▶ _MATERIAL FOR THIS EXERCISE_
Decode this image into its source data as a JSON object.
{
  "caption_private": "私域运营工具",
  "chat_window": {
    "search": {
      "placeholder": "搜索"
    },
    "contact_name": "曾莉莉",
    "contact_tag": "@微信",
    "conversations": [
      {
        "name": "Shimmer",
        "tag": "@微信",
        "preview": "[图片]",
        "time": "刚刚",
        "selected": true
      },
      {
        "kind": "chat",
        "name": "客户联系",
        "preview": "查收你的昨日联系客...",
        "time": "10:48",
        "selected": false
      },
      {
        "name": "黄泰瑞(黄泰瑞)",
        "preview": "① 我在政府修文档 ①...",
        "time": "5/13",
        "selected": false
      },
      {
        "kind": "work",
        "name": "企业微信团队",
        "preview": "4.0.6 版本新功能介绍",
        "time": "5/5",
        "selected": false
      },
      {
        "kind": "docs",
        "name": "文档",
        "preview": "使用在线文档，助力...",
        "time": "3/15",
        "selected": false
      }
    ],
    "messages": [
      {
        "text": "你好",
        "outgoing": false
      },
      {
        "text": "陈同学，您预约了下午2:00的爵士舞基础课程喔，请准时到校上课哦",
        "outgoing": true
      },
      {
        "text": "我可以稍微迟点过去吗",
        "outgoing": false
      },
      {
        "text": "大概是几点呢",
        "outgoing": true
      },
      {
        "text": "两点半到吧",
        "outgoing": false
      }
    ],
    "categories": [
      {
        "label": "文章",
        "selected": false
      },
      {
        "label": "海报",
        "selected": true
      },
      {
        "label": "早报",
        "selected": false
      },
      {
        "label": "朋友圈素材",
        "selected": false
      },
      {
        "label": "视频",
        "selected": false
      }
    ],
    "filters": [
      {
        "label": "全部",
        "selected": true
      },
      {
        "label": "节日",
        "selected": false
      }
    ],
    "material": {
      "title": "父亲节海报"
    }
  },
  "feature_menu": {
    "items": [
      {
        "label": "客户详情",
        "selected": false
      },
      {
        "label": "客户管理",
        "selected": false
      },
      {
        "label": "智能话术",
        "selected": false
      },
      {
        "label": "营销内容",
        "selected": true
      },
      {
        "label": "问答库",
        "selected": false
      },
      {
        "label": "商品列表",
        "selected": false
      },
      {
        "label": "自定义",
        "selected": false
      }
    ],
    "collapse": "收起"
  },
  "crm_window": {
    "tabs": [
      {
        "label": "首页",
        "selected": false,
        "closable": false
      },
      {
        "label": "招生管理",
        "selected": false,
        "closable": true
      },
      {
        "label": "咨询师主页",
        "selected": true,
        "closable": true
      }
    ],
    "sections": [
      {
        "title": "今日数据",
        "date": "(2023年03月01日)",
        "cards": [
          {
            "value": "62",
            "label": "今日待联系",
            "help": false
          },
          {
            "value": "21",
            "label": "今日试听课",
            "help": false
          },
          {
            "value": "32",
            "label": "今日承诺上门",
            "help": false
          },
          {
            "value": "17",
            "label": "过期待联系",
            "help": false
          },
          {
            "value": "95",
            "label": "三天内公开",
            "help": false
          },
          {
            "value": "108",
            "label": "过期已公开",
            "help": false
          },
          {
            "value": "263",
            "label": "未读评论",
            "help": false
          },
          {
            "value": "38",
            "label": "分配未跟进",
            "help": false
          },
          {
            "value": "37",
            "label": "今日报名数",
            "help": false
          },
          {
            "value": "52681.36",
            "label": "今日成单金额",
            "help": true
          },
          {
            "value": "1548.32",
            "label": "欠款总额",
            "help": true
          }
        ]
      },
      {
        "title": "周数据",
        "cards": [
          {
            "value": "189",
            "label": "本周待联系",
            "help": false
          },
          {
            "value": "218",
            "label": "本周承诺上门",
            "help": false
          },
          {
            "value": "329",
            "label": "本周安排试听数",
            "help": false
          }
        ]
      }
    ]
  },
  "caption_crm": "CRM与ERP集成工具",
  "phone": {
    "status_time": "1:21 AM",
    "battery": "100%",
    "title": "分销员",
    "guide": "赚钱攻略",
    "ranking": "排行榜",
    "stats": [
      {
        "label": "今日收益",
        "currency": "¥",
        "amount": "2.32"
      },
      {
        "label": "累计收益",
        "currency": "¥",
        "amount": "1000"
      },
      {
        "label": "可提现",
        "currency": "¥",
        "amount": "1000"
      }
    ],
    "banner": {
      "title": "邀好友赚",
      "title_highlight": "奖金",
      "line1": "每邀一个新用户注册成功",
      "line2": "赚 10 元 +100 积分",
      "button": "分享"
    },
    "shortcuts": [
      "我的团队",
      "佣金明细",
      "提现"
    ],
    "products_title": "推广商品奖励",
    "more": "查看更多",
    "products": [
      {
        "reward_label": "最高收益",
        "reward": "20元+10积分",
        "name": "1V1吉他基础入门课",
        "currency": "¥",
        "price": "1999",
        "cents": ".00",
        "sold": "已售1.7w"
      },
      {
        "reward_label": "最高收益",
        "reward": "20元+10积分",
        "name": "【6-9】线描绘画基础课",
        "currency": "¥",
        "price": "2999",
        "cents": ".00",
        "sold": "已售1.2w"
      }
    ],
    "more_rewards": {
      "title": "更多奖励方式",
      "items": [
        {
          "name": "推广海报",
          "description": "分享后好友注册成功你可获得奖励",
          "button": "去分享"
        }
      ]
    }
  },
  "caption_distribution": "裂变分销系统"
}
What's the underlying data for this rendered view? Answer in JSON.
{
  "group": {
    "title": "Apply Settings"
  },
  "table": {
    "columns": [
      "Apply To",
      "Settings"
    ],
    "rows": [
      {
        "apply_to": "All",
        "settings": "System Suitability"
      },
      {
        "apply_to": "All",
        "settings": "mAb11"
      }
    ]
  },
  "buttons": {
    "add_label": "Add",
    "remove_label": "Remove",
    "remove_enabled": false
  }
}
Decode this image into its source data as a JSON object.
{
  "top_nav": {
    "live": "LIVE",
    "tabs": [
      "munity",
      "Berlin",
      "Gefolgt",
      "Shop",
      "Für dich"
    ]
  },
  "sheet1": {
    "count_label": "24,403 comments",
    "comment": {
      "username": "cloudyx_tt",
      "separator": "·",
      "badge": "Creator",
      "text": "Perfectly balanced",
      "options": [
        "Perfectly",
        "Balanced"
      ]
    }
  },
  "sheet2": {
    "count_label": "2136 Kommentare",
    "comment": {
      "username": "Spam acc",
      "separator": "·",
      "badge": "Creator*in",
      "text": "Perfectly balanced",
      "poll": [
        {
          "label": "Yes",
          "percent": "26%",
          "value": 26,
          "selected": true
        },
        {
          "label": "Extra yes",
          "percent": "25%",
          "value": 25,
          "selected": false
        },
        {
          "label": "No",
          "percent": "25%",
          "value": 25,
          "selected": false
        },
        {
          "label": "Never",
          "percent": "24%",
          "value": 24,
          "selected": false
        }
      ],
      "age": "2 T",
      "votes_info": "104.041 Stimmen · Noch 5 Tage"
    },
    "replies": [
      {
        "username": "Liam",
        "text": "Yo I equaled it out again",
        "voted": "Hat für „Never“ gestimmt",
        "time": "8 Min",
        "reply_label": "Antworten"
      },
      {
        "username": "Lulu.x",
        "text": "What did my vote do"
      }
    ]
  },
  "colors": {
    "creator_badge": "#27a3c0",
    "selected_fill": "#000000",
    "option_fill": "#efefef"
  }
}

▶ _PROBLEM DESCRIPTION_
Pick out each line containing "What" and report it.

▶ _PROBLEM SOLUTION_
What's the underlying data for this rendered view? Answer in JSON.
        "text": "What did my vote do"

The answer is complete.